(Data entries)

* * * * *

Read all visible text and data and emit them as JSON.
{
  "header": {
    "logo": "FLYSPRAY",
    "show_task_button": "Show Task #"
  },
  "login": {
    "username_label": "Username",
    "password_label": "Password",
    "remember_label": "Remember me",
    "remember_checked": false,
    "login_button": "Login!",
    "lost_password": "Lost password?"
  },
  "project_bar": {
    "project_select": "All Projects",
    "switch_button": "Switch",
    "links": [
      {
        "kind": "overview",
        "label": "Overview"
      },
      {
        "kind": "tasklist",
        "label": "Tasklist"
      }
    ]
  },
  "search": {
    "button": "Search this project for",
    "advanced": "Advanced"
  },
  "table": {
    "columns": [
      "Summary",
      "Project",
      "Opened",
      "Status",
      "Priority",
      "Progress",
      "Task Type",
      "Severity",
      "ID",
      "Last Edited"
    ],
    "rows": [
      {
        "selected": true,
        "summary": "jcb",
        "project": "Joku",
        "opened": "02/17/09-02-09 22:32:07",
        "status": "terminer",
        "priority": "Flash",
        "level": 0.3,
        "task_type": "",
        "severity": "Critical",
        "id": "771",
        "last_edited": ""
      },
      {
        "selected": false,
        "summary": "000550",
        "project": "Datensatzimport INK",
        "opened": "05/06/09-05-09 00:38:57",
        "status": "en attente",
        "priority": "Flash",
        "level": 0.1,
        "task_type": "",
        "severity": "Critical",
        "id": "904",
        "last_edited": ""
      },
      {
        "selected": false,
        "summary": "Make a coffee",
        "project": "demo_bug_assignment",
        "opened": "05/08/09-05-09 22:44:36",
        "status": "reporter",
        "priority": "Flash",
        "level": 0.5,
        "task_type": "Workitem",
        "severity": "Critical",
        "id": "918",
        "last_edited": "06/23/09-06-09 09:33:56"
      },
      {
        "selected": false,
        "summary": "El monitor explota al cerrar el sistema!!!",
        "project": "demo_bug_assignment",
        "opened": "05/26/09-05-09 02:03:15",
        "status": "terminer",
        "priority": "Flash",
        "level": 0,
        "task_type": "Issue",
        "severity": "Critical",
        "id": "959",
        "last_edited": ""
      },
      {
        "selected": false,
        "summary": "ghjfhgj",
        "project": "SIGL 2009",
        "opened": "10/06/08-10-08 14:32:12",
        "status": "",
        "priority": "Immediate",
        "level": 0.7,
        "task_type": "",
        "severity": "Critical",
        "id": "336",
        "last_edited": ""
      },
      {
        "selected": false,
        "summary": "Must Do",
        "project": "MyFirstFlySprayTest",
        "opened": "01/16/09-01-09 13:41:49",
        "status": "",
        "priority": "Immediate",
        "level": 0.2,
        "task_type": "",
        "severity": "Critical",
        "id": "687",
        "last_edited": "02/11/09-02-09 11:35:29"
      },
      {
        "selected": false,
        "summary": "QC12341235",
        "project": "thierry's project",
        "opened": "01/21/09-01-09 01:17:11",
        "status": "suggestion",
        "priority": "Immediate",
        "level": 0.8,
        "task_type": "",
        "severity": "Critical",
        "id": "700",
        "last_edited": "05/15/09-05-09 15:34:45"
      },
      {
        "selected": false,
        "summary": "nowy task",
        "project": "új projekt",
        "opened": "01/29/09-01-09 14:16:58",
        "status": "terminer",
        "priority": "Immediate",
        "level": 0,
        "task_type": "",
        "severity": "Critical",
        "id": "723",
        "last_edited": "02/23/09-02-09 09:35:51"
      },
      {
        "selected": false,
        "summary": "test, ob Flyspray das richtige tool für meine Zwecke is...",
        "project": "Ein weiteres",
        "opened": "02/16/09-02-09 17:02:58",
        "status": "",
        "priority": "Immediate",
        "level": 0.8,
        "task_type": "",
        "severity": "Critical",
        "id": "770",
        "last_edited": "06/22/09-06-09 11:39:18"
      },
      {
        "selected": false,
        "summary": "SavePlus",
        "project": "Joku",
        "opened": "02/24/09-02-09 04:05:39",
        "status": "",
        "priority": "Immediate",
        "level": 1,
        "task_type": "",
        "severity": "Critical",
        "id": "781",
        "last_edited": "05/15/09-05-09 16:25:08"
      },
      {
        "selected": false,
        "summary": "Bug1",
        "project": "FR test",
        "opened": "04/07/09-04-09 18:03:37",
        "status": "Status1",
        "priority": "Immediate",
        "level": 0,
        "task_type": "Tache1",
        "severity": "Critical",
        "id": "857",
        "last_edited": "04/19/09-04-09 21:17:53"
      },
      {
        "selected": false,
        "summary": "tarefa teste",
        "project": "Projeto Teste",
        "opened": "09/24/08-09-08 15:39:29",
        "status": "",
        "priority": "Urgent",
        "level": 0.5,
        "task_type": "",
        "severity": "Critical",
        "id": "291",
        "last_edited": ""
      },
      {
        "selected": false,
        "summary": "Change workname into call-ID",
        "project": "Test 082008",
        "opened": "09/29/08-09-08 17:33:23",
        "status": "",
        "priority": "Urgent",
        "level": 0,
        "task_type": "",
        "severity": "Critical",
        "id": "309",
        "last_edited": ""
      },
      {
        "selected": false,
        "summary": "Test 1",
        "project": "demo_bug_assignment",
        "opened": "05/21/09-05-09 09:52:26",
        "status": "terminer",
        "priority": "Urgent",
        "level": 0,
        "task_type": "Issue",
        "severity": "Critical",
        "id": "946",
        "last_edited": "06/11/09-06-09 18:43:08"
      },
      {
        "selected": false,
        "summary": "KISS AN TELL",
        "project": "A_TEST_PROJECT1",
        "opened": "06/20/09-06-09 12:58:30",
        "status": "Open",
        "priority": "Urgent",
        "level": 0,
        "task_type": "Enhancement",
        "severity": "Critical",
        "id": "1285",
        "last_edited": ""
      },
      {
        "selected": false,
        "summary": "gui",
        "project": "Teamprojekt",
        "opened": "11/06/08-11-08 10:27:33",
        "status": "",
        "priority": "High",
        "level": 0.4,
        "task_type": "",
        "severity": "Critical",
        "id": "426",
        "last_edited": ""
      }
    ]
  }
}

* * * * *

● DIRECTIVE
Return every record above exactly as it appears.

● ANSWER TO THE PROBLEM
Read all visible text and data and emit them as JSON.
{
  "header": {
    "logo": "FLYSPRAY",
    "show_task_button": "Show Task #"
  },
  "login": {
    "username_label": "Username",
    "password_label": "Password",
    "remember_label": "Remember me",
    "remember_checked": false,
    "login_button": "Login!",
    "lost_password": "Lost password?"
  },
  "project_bar": {
    "project_select": "All Projects",
    "switch_button": "Switch",
    "links": [
      {
        "kind": "overview",
        "label": "Overview"
      },
      {
        "kind": "tasklist",
        "label": "Tasklist"
      }
    ]
  },
  "search": {
    "button": "Search this project for",
    "advanced": "Advanced"
  },
  "table": {
    "columns": [
      "Summary",
      "Project",
      "Opened",
      "Status",
      "Priority",
      "Progress",
      "Task Type",
      "Severity",
      "ID",
      "Last Edited"
    ],
    "rows": [
      {
        "selected": true,
        "summary": "jcb",
        "project": "Joku",
        "opened": "02/17/09-02-09 22:32:07",
        "status": "terminer",
        "priority": "Flash",
        "level": 0.3,
        "task_type": "",
        "severity": "Critical",
        "id": "771",
        "last_edited": ""
      },
      {
        "selected": false,
        "summary": "000550",
        "project": "Datensatzimport INK",
        "opened": "05/06/09-05-09 00:38:57",
        "status": "en attente",
        "priority": "Flash",
        "level": 0.1,
        "task_type": "",
        "severity": "Critical",
        "id": "904",
        "last_edited": ""
      },
      {
        "selected": false,
        "summary": "Make a coffee",
        "project": "demo_bug_assignment",
        "opened": "05/08/09-05-09 22:44:36",
        "status": "reporter",
        "priority": "Flash",
        "level": 0.5,
        "task_type": "Workitem",
        "severity": "Critical",
        "id": "918",
        "last_edited": "06/23/09-06-09 09:33:56"
      },
      {
        "selected": false,
        "summary": "El monitor explota al cerrar el sistema!!!",
        "project": "demo_bug_assignment",
        "opened": "05/26/09-05-09 02:03:15",
        "status": "terminer",
        "priority": "Flash",
        "level": 0,
        "task_type": "Issue",
        "severity": "Critical",
        "id": "959",
        "last_edited": ""
      },
      {
        "selected": false,
        "summary": "ghjfhgj",
        "project": "SIGL 2009",
        "opened": "10/06/08-10-08 14:32:12",
        "status": "",
        "priority": "Immediate",
        "level": 0.7,
        "task_type": "",
        "severity": "Critical",
        "id": "336",
        "last_edited": ""
      },
      {
        "selected": false,
        "summary": "Must Do",
        "project": "MyFirstFlySprayTest",
        "opened": "01/16/09-01-09 13:41:49",
        "status": "",
        "priority": "Immediate",
        "level": 0.2,
        "task_type": "",
        "severity": "Critical",
        "id": "687",
        "last_edited": "02/11/09-02-09 11:35:29"
      },
      {
        "selected": false,
        "summary": "QC12341235",
        "project": "thierry's project",
        "opened": "01/21/09-01-09 01:17:11",
        "status": "suggestion",
        "priority": "Immediate",
        "level": 0.8,
        "task_type": "",
        "severity": "Critical",
        "id": "700",
        "last_edited": "05/15/09-05-09 15:34:45"
      },
      {
        "selected": false,
        "summary": "nowy task",
        "project": "új projekt",
        "opened": "01/29/09-01-09 14:16:58",
        "status": "terminer",
        "priority": "Immediate",
        "level": 0,
        "task_type": "",
        "severity": "Critical",
        "id": "723",
        "last_edited": "02/23/09-02-09 09:35:51"
      },
      {
        "selected": false,
        "summary": "test, ob Flyspray das richtige tool für meine Zwecke is...",
        "project": "Ein weiteres",
        "opened": "02/16/09-02-09 17:02:58",
        "status": "",
        "priority": "Immediate",
        "level": 0.8,
        "task_type": "",
        "severity": "Critical",
        "id": "770",
        "last_edited": "06/22/09-06-09 11:39:18"
      },
      {
        "selected": false,
        "summary": "SavePlus",
        "project": "Joku",
        "opened": "02/24/09-02-09 04:05:39",
        "status": "",
        "priority": "Immediate",
        "level": 1,
        "task_type": "",
        "severity": "Critical",
        "id": "781",
        "last_edited": "05/15/09-05-09 16:25:08"
      },
      {
        "selected": false,
        "summary": "Bug1",
        "project": "FR test",
        "opened": "04/07/09-04-09 18:03:37",
        "status": "Status1",
        "priority": "Immediate",
        "level": 0,
        "task_type": "Tache1",
        "severity": "Critical",
        "id": "857",
        "last_edited": "04/19/09-04-09 21:17:53"
      },
      {
        "selected": false,
        "summary": "tarefa teste",
        "project": "Projeto Teste",
        "opened": "09/24/08-09-08 15:39:29",
        "status": "",
        "priority": "Urgent",
        "level": 0.5,
        "task_type": "",
        "severity": "Critical",
        "id": "291",
        "last_edited": ""
      },
      {
        "selected": false,
        "summary": "Change workname into call-ID",
        "project": "Test 082008",
        "opened": "09/29/08-09-08 17:33:23",
        "status": "",
        "priority": "Urgent",
        "level": 0,
        "task_type": "",
        "severity": "Critical",
        "id": "309",
        "last_edited": ""
      },
      {
        "selected": false,
        "summary": "Test 1",
        "project": "demo_bug_assignment",
        "opened": "05/21/09-05-09 09:52:26",
        "status": "terminer",
        "priority": "Urgent",
        "level": 0,
        "task_type": "Issue",
        "severity": "Critical",
        "id": "946",
        "last_edited": "06/11/09-06-09 18:43:08"
      },
      {
        "selected": false,
        "summary": "KISS AN TELL",
        "project": "A_TEST_PROJECT1",
        "opened": "06/20/09-06-09 12:58:30",
        "status": "Open",
        "priority": "Urgent",
        "level": 0,
        "task_type": "Enhancement",
        "severity": "Critical",
        "id": "1285",
        "last_edited": ""
      },
      {
        "selected": false,
        "summary": "gui",
        "project": "Teamprojekt",
        "opened": "11/06/08-11-08 10:27:33",
        "status": "",
        "priority": "High",
        "level": 0.4,
        "task_type": "",
        "severity": "Critical",
        "id": "426",
        "last_edited": ""
      }
    ]
  }
}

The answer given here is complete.